** start Data in this exercise **
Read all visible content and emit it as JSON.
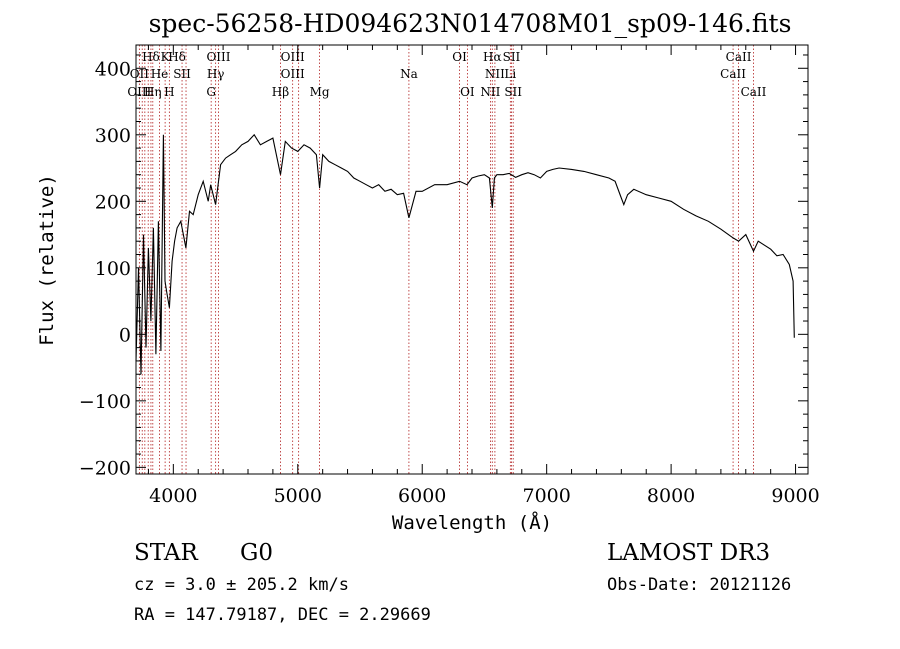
{
  "chart_data": {
    "type": "line",
    "title": "spec-56258-HD094623N014708M01_sp09-146.fits",
    "xlabel": "Wavelength (Å)",
    "ylabel": "Flux (relative)",
    "xlim": [
      3700,
      9100
    ],
    "ylim": [
      -210,
      435
    ],
    "xticks": [
      4000,
      5000,
      6000,
      7000,
      8000,
      9000
    ],
    "yticks": [
      -200,
      -100,
      0,
      100,
      200,
      300,
      400
    ],
    "grid": false,
    "line_color": "#000000",
    "marker_color": "#b22222",
    "series": [
      {
        "x": [
          3700,
          3720,
          3740,
          3760,
          3780,
          3800,
          3820,
          3840,
          3860,
          3880,
          3900,
          3920,
          3933,
          3950,
          3968,
          3990,
          4010,
          4030,
          4060,
          4101,
          4130,
          4160,
          4200,
          4240,
          4280,
          4300,
          4340,
          4380,
          4420,
          4460,
          4500,
          4550,
          4600,
          4650,
          4700,
          4750,
          4800,
          4861,
          4900,
          4950,
          5000,
          5050,
          5100,
          5150,
          5175,
          5200,
          5250,
          5300,
          5350,
          5400,
          5450,
          5500,
          5550,
          5600,
          5650,
          5700,
          5750,
          5800,
          5850,
          5893,
          5950,
          6000,
          6100,
          6200,
          6300,
          6360,
          6400,
          6450,
          6500,
          6540,
          6563,
          6580,
          6600,
          6650,
          6700,
          6750,
          6800,
          6850,
          6900,
          6950,
          7000,
          7050,
          7100,
          7200,
          7300,
          7400,
          7500,
          7550,
          7600,
          7620,
          7650,
          7700,
          7800,
          7900,
          8000,
          8100,
          8200,
          8300,
          8400,
          8498,
          8542,
          8600,
          8662,
          8700,
          8800,
          8850,
          8900,
          8950,
          8980,
          8990
        ],
        "y": [
          -40,
          100,
          -60,
          150,
          -20,
          130,
          20,
          160,
          -30,
          170,
          -25,
          300,
          80,
          60,
          40,
          110,
          140,
          160,
          170,
          130,
          185,
          180,
          210,
          230,
          200,
          225,
          195,
          255,
          265,
          270,
          275,
          285,
          290,
          300,
          285,
          290,
          295,
          240,
          290,
          280,
          275,
          285,
          280,
          270,
          220,
          270,
          260,
          255,
          250,
          245,
          235,
          230,
          225,
          220,
          225,
          215,
          218,
          210,
          212,
          175,
          215,
          215,
          225,
          225,
          230,
          225,
          235,
          238,
          240,
          235,
          190,
          235,
          240,
          240,
          242,
          236,
          240,
          243,
          240,
          235,
          245,
          248,
          250,
          248,
          245,
          240,
          235,
          230,
          205,
          195,
          210,
          218,
          210,
          205,
          200,
          188,
          178,
          170,
          158,
          145,
          140,
          150,
          125,
          140,
          128,
          118,
          120,
          105,
          80,
          -5
        ]
      }
    ],
    "line_markers": [
      {
        "label": "Hδ",
        "x": 3820,
        "row": 1,
        "align": "middle"
      },
      {
        "label": "K",
        "x": 3934,
        "row": 1,
        "align": "middle"
      },
      {
        "label": "Hδ",
        "x": 4030,
        "row": 1,
        "align": "middle"
      },
      {
        "label": "OIII",
        "x": 4363,
        "row": 1,
        "align": "middle"
      },
      {
        "label": "OIII",
        "x": 4959,
        "row": 1,
        "align": "middle"
      },
      {
        "label": "OI",
        "x": 6300,
        "row": 1,
        "align": "middle"
      },
      {
        "label": "Hα",
        "x": 6563,
        "row": 1,
        "align": "middle"
      },
      {
        "label": "SII",
        "x": 6717,
        "row": 1,
        "align": "middle"
      },
      {
        "label": "CaII",
        "x": 8542,
        "row": 1,
        "align": "middle"
      },
      {
        "label": "OII",
        "x": 3727,
        "row": 2,
        "align": "middle"
      },
      {
        "label": "He",
        "x": 3889,
        "row": 2,
        "align": "middle"
      },
      {
        "label": "SII",
        "x": 4070,
        "row": 2,
        "align": "middle"
      },
      {
        "label": "Hγ",
        "x": 4340,
        "row": 2,
        "align": "middle"
      },
      {
        "label": "OIII",
        "x": 4959,
        "row": 2,
        "align": "middle"
      },
      {
        "label": "Na",
        "x": 5893,
        "row": 2,
        "align": "middle"
      },
      {
        "label": "NII",
        "x": 6584,
        "row": 2,
        "align": "middle"
      },
      {
        "label": "Li",
        "x": 6708,
        "row": 2,
        "align": "middle"
      },
      {
        "label": "CaII",
        "x": 8498,
        "row": 2,
        "align": "middle"
      },
      {
        "label": "OIII",
        "x": 3727,
        "row": 3,
        "align": "middle"
      },
      {
        "label": "Hη",
        "x": 3835,
        "row": 3,
        "align": "middle"
      },
      {
        "label": "H",
        "x": 3968,
        "row": 3,
        "align": "middle"
      },
      {
        "label": "G",
        "x": 4304,
        "row": 3,
        "align": "middle"
      },
      {
        "label": "Hβ",
        "x": 4861,
        "row": 3,
        "align": "middle"
      },
      {
        "label": "Mg",
        "x": 5175,
        "row": 3,
        "align": "middle"
      },
      {
        "label": "OI",
        "x": 6363,
        "row": 3,
        "align": "middle"
      },
      {
        "label": "NII",
        "x": 6548,
        "row": 3,
        "align": "middle"
      },
      {
        "label": "SII",
        "x": 6731,
        "row": 3,
        "align": "middle"
      },
      {
        "label": "CaII",
        "x": 8662,
        "row": 3,
        "align": "middle"
      }
    ],
    "marker_lines_x": [
      3727,
      3750,
      3771,
      3798,
      3820,
      3835,
      3889,
      3934,
      3968,
      4070,
      4102,
      4304,
      4340,
      4363,
      4861,
      4959,
      5007,
      5175,
      5893,
      6300,
      6363,
      6548,
      6563,
      6584,
      6708,
      6717,
      6731,
      8498,
      8542,
      8662
    ]
  },
  "info": {
    "object_class": "STAR",
    "subclass": "G0",
    "survey": "LAMOST DR3",
    "redshift": "cz = 3.0 ± 205.2 km/s",
    "obs_date": "Obs-Date: 20121126",
    "coords": "RA = 147.79187, DEC =    2.29669"
  }
}
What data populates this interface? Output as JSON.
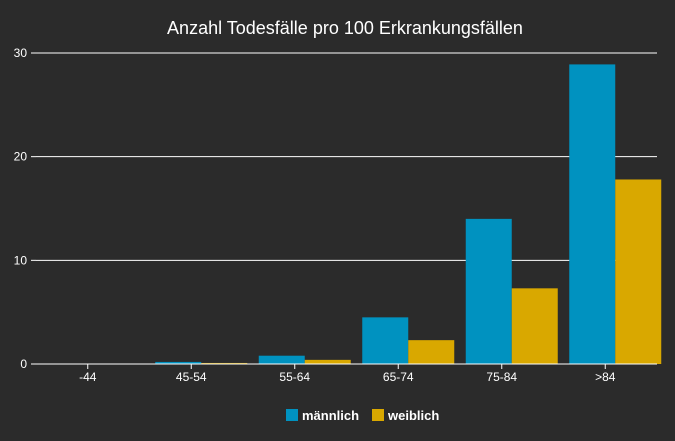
{
  "chart_data": {
    "type": "bar",
    "title": "Anzahl Todesfälle pro 100 Erkrankungsfällen",
    "xlabel": "",
    "ylabel": "",
    "categories": [
      "-44",
      "45-54",
      "55-64",
      "65-74",
      "75-84",
      ">84"
    ],
    "series": [
      {
        "name": "männlich",
        "color": "#0092c0",
        "values": [
          0.0,
          0.2,
          0.8,
          4.5,
          14.0,
          28.9
        ]
      },
      {
        "name": "weiblich",
        "color": "#d9a800",
        "values": [
          0.0,
          0.1,
          0.4,
          2.3,
          7.3,
          17.8
        ]
      }
    ],
    "ylim": [
      0,
      30
    ],
    "yticks": [
      "0",
      "10",
      "20",
      "30"
    ],
    "grid": true,
    "legend": "bottom-center"
  },
  "colors": {
    "background": "#2b2b2b",
    "grid": "#ffffff",
    "text": "#ffffff"
  }
}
** end Data in this exercise **
◆ Brief
Quote everything in the listing above exactly; pictures are the only thing to omit.

◆ Reply
Read all visible content and emit it as JSON.
{
  "chart_data": {
    "type": "line",
    "title": "spec-56258-HD094623N014708M01_sp09-146.fits",
    "xlabel": "Wavelength (Å)",
    "ylabel": "Flux (relative)",
    "xlim": [
      3700,
      9100
    ],
    "ylim": [
      -210,
      435
    ],
    "xticks": [
      4000,
      5000,
      6000,
      7000,
      8000,
      9000
    ],
    "yticks": [
      -200,
      -100,
      0,
      100,
      200,
      300,
      400
    ],
    "grid": false,
    "line_color": "#000000",
    "marker_color": "#b22222",
    "series": [
      {
        "x": [
          3700,
          3720,
          3740,
          3760,
          3780,
          3800,
          3820,
          3840,
          3860,
          3880,
          3900,
          3920,
          3933,
          3950,
          3968,
          3990,
          4010,
          4030,
          4060,
          4101,
          4130,
          4160,
          4200,
          4240,
          4280,
          4300,
          4340,
          4380,
          4420,
          4460,
          4500,
          4550,
          4600,
          4650,
          4700,
          4750,
          4800,
          4861,
          4900,
          4950,
          5000,
          5050,
          5100,
          5150,
          5175,
          5200,
          5250,
          5300,
          5350,
          5400,
          5450,
          5500,
          5550,
          5600,
          5650,
          5700,
          5750,
          5800,
          5850,
          5893,
          5950,
          6000,
          6100,
          6200,
          6300,
          6360,
          6400,
          6450,
          6500,
          6540,
          6563,
          6580,
          6600,
          6650,
          6700,
          6750,
          6800,
          6850,
          6900,
          6950,
          7000,
          7050,
          7100,
          7200,
          7300,
          7400,
          7500,
          7550,
          7600,
          7620,
          7650,
          7700,
          7800,
          7900,
          8000,
          8100,
          8200,
          8300,
          8400,
          8498,
          8542,
          8600,
          8662,
          8700,
          8800,
          8850,
          8900,
          8950,
          8980,
          8990
        ],
        "y": [
          -40,
          100,
          -60,
          150,
          -20,
          130,
          20,
          160,
          -30,
          170,
          -25,
          300,
          80,
          60,
          40,
          110,
          140,
          160,
          170,
          130,
          185,
          180,
          210,
          230,
          200,
          225,
          195,
          255,
          265,
          270,
          275,
          285,
          290,
          300,
          285,
          290,
          295,
          240,
          290,
          280,
          275,
          285,
          280,
          270,
          220,
          270,
          260,
          255,
          250,
          245,
          235,
          230,
          225,
          220,
          225,
          215,
          218,
          210,
          212,
          175,
          215,
          215,
          225,
          225,
          230,
          225,
          235,
          238,
          240,
          235,
          190,
          235,
          240,
          240,
          242,
          236,
          240,
          243,
          240,
          235,
          245,
          248,
          250,
          248,
          245,
          240,
          235,
          230,
          205,
          195,
          210,
          218,
          210,
          205,
          200,
          188,
          178,
          170,
          158,
          145,
          140,
          150,
          125,
          140,
          128,
          118,
          120,
          105,
          80,
          -5
        ]
      }
    ],
    "line_markers": [
      {
        "label": "Hδ",
        "x": 3820,
        "row": 1,
        "align": "middle"
      },
      {
        "label": "K",
        "x": 3934,
        "row": 1,
        "align": "middle"
      },
      {
        "label": "Hδ",
        "x": 4030,
        "row": 1,
        "align": "middle"
      },
      {
        "label": "OIII",
        "x": 4363,
        "row": 1,
        "align": "middle"
      },
      {
        "label": "OIII",
        "x": 4959,
        "row": 1,
        "align": "middle"
      },
      {
        "label": "OI",
        "x": 6300,
        "row": 1,
        "align": "middle"
      },
      {
        "label": "Hα",
        "x": 6563,
        "row": 1,
        "align": "middle"
      },
      {
        "label": "SII",
        "x": 6717,
        "row": 1,
        "align": "middle"
      },
      {
        "label": "CaII",
        "x": 8542,
        "row": 1,
        "align": "middle"
      },
      {
        "label": "OII",
        "x": 3727,
        "row": 2,
        "align": "middle"
      },
      {
        "label": "He",
        "x": 3889,
        "row": 2,
        "align": "middle"
      },
      {
        "label": "SII",
        "x": 4070,
        "row": 2,
        "align": "middle"
      },
      {
        "label": "Hγ",
        "x": 4340,
        "row": 2,
        "align": "middle"
      },
      {
        "label": "OIII",
        "x": 4959,
        "row": 2,
        "align": "middle"
      },
      {
        "label": "Na",
        "x": 5893,
        "row": 2,
        "align": "middle"
      },
      {
        "label": "NII",
        "x": 6584,
        "row": 2,
        "align": "middle"
      },
      {
        "label": "Li",
        "x": 6708,
        "row": 2,
        "align": "middle"
      },
      {
        "label": "CaII",
        "x": 8498,
        "row": 2,
        "align": "middle"
      },
      {
        "label": "OIII",
        "x": 3727,
        "row": 3,
        "align": "middle"
      },
      {
        "label": "Hη",
        "x": 3835,
        "row": 3,
        "align": "middle"
      },
      {
        "label": "H",
        "x": 3968,
        "row": 3,
        "align": "middle"
      },
      {
        "label": "G",
        "x": 4304,
        "row": 3,
        "align": "middle"
      },
      {
        "label": "Hβ",
        "x": 4861,
        "row": 3,
        "align": "middle"
      },
      {
        "label": "Mg",
        "x": 5175,
        "row": 3,
        "align": "middle"
      },
      {
        "label": "OI",
        "x": 6363,
        "row": 3,
        "align": "middle"
      },
      {
        "label": "NII",
        "x": 6548,
        "row": 3,
        "align": "middle"
      },
      {
        "label": "SII",
        "x": 6731,
        "row": 3,
        "align": "middle"
      },
      {
        "label": "CaII",
        "x": 8662,
        "row": 3,
        "align": "middle"
      }
    ],
    "marker_lines_x": [
      3727,
      3750,
      3771,
      3798,
      3820,
      3835,
      3889,
      3934,
      3968,
      4070,
      4102,
      4304,
      4340,
      4363,
      4861,
      4959,
      5007,
      5175,
      5893,
      6300,
      6363,
      6548,
      6563,
      6584,
      6708,
      6717,
      6731,
      8498,
      8542,
      8662
    ]
  },
  "info": {
    "object_class": "STAR",
    "subclass": "G0",
    "survey": "LAMOST DR3",
    "redshift": "cz = 3.0 ± 205.2 km/s",
    "obs_date": "Obs-Date: 20121126",
    "coords": "RA = 147.79187, DEC =    2.29669"
  }
}
What data populates this interface? Output as JSON.
{
  "chart_data": {
    "type": "bar",
    "title": "Anzahl Todesfälle pro 100 Erkrankungsfällen",
    "xlabel": "",
    "ylabel": "",
    "categories": [
      "-44",
      "45-54",
      "55-64",
      "65-74",
      "75-84",
      ">84"
    ],
    "series": [
      {
        "name": "männlich",
        "color": "#0092c0",
        "values": [
          0.0,
          0.2,
          0.8,
          4.5,
          14.0,
          28.9
        ]
      },
      {
        "name": "weiblich",
        "color": "#d9a800",
        "values": [
          0.0,
          0.1,
          0.4,
          2.3,
          7.3,
          17.8
        ]
      }
    ],
    "ylim": [
      0,
      30
    ],
    "yticks": [
      "0",
      "10",
      "20",
      "30"
    ],
    "grid": true,
    "legend": "bottom-center"
  },
  "colors": {
    "background": "#2b2b2b",
    "grid": "#ffffff",
    "text": "#ffffff"
  }
}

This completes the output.